(Rows from a dataset)
□ □ □ □ □ □ □

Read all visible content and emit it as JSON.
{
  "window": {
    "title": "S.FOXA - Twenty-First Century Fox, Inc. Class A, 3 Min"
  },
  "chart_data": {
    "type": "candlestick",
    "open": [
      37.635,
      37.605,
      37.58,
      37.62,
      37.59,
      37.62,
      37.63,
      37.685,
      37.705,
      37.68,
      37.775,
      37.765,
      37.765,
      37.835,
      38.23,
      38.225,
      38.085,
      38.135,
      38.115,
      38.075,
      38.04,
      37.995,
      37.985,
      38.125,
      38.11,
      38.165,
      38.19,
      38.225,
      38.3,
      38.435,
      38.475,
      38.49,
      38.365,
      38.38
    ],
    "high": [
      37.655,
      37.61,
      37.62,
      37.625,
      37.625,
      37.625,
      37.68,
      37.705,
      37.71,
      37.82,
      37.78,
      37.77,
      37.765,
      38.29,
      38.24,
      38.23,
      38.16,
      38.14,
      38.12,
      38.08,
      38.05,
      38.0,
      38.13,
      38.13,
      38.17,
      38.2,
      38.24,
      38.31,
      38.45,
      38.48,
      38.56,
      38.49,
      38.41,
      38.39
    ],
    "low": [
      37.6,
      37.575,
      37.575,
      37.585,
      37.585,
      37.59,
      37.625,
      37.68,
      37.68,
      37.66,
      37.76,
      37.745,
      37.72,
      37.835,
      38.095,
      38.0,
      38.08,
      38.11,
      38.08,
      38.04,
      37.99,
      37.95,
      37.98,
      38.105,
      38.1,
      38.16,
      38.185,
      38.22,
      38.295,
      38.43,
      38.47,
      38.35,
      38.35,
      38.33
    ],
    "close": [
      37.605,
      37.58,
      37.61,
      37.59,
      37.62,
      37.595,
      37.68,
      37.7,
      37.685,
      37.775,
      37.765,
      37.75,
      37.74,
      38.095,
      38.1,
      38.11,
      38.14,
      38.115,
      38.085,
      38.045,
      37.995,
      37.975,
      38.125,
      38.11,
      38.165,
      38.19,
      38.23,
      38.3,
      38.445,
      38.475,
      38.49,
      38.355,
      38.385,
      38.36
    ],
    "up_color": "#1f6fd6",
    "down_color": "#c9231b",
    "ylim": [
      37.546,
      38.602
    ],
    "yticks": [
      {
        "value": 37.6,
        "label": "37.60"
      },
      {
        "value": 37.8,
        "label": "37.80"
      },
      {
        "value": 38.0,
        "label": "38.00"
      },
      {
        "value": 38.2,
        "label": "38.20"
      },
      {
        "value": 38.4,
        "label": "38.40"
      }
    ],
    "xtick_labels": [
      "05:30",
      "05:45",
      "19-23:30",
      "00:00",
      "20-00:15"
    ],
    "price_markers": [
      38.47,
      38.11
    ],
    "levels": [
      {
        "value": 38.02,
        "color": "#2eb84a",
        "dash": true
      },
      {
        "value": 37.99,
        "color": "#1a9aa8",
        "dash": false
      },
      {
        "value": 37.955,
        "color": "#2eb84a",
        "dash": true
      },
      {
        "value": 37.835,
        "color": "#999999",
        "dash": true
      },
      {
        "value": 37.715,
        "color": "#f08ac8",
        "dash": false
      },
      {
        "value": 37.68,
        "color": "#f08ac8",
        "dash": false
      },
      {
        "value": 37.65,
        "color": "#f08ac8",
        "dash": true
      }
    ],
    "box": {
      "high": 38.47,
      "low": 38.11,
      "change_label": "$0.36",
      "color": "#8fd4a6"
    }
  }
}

□ □ □ □ □ □ □

Set down the material above again, word for word.

Read all visible content and emit it as JSON.
{
  "window": {
    "title": "S.FOXA - Twenty-First Century Fox, Inc. Class A, 3 Min"
  },
  "chart_data": {
    "type": "candlestick",
    "open": [
      37.635,
      37.605,
      37.58,
      37.62,
      37.59,
      37.62,
      37.63,
      37.685,
      37.705,
      37.68,
      37.775,
      37.765,
      37.765,
      37.835,
      38.23,
      38.225,
      38.085,
      38.135,
      38.115,
      38.075,
      38.04,
      37.995,
      37.985,
      38.125,
      38.11,
      38.165,
      38.19,
      38.225,
      38.3,
      38.435,
      38.475,
      38.49,
      38.365,
      38.38
    ],
    "high": [
      37.655,
      37.61,
      37.62,
      37.625,
      37.625,
      37.625,
      37.68,
      37.705,
      37.71,
      37.82,
      37.78,
      37.77,
      37.765,
      38.29,
      38.24,
      38.23,
      38.16,
      38.14,
      38.12,
      38.08,
      38.05,
      38.0,
      38.13,
      38.13,
      38.17,
      38.2,
      38.24,
      38.31,
      38.45,
      38.48,
      38.56,
      38.49,
      38.41,
      38.39
    ],
    "low": [
      37.6,
      37.575,
      37.575,
      37.585,
      37.585,
      37.59,
      37.625,
      37.68,
      37.68,
      37.66,
      37.76,
      37.745,
      37.72,
      37.835,
      38.095,
      38.0,
      38.08,
      38.11,
      38.08,
      38.04,
      37.99,
      37.95,
      37.98,
      38.105,
      38.1,
      38.16,
      38.185,
      38.22,
      38.295,
      38.43,
      38.47,
      38.35,
      38.35,
      38.33
    ],
    "close": [
      37.605,
      37.58,
      37.61,
      37.59,
      37.62,
      37.595,
      37.68,
      37.7,
      37.685,
      37.775,
      37.765,
      37.75,
      37.74,
      38.095,
      38.1,
      38.11,
      38.14,
      38.115,
      38.085,
      38.045,
      37.995,
      37.975,
      38.125,
      38.11,
      38.165,
      38.19,
      38.23,
      38.3,
      38.445,
      38.475,
      38.49,
      38.355,
      38.385,
      38.36
    ],
    "up_color": "#1f6fd6",
    "down_color": "#c9231b",
    "ylim": [
      37.546,
      38.602
    ],
    "yticks": [
      {
        "value": 37.6,
        "label": "37.60"
      },
      {
        "value": 37.8,
        "label": "37.80"
      },
      {
        "value": 38.0,
        "label": "38.00"
      },
      {
        "value": 38.2,
        "label": "38.20"
      },
      {
        "value": 38.4,
        "label": "38.40"
      }
    ],
    "xtick_labels": [
      "05:30",
      "05:45",
      "19-23:30",
      "00:00",
      "20-00:15"
    ],
    "price_markers": [
      38.47,
      38.11
    ],
    "levels": [
      {
        "value": 38.02,
        "color": "#2eb84a",
        "dash": true
      },
      {
        "value": 37.99,
        "color": "#1a9aa8",
        "dash": false
      },
      {
        "value": 37.955,
        "color": "#2eb84a",
        "dash": true
      },
      {
        "value": 37.835,
        "color": "#999999",
        "dash": true
      },
      {
        "value": 37.715,
        "color": "#f08ac8",
        "dash": false
      },
      {
        "value": 37.68,
        "color": "#f08ac8",
        "dash": false
      },
      {
        "value": 37.65,
        "color": "#f08ac8",
        "dash": true
      }
    ],
    "box": {
      "high": 38.47,
      "low": 38.11,
      "change_label": "$0.36",
      "color": "#8fd4a6"
    }
  }
}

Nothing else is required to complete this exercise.